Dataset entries
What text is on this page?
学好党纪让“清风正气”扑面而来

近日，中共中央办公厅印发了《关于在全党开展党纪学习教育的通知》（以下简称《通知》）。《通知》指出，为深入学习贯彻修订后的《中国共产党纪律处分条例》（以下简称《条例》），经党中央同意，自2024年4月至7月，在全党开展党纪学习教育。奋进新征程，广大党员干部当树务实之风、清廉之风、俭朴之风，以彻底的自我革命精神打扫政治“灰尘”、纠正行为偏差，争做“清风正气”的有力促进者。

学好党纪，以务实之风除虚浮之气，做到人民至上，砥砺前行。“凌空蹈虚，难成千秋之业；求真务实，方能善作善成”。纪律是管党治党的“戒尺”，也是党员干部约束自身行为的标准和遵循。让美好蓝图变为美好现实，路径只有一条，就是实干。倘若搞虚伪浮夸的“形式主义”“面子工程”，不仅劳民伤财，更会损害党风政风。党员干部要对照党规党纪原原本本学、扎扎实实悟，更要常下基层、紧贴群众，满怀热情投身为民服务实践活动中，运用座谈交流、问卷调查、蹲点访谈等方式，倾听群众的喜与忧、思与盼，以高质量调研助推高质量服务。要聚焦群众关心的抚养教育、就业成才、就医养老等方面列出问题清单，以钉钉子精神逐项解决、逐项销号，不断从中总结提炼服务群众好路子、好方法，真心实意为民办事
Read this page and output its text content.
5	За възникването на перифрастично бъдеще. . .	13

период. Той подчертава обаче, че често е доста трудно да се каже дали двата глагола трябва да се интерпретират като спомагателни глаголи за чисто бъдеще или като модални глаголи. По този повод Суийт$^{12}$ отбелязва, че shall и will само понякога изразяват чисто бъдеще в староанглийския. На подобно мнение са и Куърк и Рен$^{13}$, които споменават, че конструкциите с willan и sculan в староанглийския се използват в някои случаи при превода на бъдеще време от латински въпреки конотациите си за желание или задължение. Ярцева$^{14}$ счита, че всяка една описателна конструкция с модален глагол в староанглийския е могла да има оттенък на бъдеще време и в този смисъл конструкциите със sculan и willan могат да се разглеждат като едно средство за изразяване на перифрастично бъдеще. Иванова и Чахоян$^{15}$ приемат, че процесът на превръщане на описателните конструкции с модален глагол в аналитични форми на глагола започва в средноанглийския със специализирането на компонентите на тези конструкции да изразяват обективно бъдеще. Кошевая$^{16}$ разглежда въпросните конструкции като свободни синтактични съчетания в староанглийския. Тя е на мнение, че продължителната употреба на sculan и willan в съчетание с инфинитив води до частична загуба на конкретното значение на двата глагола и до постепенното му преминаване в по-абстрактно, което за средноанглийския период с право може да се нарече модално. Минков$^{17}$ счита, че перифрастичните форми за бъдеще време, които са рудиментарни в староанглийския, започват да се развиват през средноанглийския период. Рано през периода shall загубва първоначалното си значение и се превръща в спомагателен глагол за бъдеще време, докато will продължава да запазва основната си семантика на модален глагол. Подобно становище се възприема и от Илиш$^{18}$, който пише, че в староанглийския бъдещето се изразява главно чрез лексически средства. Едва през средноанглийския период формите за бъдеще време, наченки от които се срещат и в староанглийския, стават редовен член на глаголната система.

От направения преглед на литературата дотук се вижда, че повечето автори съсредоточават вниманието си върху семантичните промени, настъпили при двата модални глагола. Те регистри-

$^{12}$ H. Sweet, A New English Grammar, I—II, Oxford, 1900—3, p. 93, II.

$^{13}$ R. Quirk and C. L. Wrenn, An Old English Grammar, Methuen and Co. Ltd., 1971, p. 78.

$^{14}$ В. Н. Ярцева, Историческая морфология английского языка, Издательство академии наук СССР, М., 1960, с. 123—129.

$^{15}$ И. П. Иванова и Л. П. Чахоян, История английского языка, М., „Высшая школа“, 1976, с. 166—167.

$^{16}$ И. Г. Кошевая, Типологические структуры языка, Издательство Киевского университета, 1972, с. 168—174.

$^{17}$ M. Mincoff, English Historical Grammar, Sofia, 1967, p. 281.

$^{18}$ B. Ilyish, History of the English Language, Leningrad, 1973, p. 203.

◆ **Do this**:
Locate all lines in the listing above with the word "English". Copy them.

◆ **Expected answer**:
$^{12}$ H. Sweet, A New English Grammar, I—II, Oxford, 1900—3, p. 93, II.
$^{13}$ R. Quirk and C. L. Wrenn, An Old English Grammar, Methuen and Co. Ltd., 1971, p. 78.
$^{17}$ M. Mincoff, English Historical Grammar, Sofia, 1967, p. 281.
$^{18}$ B. Ilyish, History of the English Language, Leningrad, 1973, p. 203.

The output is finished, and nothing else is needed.